◆ Objective ◆
Return the lines below exactly, starting with the line that contains "What text is on this page?" and stopping after the last line.

======== Task material

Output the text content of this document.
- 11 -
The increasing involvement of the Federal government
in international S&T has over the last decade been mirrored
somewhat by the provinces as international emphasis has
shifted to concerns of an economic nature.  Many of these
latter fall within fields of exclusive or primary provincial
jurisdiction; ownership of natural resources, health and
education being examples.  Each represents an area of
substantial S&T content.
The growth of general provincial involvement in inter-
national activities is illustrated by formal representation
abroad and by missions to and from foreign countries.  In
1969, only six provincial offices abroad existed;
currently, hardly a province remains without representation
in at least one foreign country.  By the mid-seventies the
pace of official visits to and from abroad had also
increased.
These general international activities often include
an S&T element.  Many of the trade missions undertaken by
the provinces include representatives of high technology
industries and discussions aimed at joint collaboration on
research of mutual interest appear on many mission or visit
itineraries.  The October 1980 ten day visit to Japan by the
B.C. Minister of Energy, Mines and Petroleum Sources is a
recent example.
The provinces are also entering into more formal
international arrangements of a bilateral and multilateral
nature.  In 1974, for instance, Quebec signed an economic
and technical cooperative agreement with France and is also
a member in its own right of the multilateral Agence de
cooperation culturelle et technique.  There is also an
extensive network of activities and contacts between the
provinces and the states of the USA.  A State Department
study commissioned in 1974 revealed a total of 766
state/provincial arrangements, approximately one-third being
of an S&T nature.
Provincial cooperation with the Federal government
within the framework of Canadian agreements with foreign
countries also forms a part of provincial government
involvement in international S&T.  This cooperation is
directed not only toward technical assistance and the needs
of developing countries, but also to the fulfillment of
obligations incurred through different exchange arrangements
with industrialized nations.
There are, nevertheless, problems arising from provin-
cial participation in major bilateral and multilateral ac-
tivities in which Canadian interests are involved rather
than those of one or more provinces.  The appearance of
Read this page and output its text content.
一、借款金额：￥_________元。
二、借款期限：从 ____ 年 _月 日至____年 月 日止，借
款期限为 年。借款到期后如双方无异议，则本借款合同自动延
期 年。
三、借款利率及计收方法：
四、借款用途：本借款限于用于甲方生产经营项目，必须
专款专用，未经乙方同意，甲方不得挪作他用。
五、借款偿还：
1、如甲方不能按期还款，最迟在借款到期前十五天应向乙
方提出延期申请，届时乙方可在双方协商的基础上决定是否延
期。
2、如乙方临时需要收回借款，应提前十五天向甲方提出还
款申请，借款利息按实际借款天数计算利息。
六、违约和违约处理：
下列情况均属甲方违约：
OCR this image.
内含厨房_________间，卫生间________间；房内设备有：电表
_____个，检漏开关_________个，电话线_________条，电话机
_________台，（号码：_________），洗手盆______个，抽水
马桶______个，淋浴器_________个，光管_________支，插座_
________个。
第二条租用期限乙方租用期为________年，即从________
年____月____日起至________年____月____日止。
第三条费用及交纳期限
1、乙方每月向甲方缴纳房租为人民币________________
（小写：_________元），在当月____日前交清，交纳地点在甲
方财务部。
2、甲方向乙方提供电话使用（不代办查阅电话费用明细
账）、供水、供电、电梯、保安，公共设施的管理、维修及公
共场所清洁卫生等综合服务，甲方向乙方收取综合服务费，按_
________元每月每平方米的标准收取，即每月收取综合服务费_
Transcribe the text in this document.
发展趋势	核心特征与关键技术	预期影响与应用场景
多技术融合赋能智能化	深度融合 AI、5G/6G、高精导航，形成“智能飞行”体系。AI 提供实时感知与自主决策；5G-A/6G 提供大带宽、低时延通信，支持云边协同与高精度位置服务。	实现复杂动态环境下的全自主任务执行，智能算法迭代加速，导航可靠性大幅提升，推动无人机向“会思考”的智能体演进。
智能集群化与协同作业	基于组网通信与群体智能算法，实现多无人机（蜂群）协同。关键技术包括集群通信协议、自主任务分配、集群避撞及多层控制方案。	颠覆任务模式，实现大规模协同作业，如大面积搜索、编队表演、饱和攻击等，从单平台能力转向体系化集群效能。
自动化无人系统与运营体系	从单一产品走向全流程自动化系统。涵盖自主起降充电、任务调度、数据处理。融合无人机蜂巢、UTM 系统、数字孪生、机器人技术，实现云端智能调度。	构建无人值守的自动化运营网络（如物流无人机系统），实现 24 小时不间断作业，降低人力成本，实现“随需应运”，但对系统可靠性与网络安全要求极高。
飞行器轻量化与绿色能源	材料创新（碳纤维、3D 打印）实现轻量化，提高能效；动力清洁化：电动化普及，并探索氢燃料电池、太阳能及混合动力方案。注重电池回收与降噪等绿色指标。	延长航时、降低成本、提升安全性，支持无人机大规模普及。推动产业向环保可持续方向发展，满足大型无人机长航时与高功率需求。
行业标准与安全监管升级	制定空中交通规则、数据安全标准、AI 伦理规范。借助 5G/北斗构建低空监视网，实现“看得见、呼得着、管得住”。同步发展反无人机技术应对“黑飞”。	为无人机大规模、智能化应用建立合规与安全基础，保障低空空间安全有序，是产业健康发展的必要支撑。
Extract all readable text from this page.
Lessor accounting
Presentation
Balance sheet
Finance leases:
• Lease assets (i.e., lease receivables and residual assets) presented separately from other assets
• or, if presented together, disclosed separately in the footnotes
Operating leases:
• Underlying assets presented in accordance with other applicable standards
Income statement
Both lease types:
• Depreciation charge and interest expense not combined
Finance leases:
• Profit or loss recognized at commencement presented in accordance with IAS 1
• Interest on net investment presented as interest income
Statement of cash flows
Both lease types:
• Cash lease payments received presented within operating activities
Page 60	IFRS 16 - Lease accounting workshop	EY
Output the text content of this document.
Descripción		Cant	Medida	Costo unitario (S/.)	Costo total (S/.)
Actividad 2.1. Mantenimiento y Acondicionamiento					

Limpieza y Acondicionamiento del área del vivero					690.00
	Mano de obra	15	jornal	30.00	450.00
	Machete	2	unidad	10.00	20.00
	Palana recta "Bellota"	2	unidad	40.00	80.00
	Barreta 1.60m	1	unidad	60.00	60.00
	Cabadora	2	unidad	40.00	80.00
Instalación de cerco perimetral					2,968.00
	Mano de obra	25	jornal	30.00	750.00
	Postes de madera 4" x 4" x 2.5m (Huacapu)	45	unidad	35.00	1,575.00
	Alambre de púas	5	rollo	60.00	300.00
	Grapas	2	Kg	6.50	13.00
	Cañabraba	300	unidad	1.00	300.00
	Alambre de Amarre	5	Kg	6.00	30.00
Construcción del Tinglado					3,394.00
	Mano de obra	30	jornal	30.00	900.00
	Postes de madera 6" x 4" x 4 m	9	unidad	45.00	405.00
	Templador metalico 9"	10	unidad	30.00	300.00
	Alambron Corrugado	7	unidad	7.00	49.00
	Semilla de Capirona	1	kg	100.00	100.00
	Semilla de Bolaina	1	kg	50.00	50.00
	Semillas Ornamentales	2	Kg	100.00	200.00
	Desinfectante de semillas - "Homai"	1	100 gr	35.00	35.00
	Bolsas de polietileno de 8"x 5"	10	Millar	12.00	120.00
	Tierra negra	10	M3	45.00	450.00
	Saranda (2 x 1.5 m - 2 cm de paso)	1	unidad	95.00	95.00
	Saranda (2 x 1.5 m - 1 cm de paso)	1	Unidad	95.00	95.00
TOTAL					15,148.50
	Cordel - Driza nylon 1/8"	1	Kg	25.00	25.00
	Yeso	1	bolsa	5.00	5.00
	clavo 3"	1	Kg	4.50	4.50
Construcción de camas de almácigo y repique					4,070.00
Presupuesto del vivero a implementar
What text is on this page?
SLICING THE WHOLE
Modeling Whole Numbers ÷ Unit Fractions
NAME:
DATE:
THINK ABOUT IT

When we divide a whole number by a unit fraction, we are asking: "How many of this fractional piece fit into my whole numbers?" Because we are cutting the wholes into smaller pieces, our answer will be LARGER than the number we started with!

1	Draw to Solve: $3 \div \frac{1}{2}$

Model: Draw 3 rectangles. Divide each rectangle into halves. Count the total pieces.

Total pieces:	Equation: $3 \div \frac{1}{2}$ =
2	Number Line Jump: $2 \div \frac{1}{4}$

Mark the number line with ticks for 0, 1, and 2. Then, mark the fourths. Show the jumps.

================

◆ Exercise solution ◆
What text is on this page?
SLICING THE WHOLE
Modeling Whole Numbers ÷ Unit Fractions
NAME:
DATE:
THINK ABOUT IT

When we divide a whole number by a unit fraction, we are asking: "How many of this fractional piece fit into my whole numbers?" Because we are cutting the wholes into smaller pieces, our answer will be LARGER than the number we started with!

1	Draw to Solve: $3 \div \frac{1}{2}$

Model: Draw 3 rectangles. Divide each rectangle into halves. Count the total pieces.

Total pieces:	Equation: $3 \div \frac{1}{2}$ =
2	Number Line Jump: $2 \div \frac{1}{4}$

Mark the number line with ticks for 0, 1, and 2. Then, mark the fourths. Show the jumps.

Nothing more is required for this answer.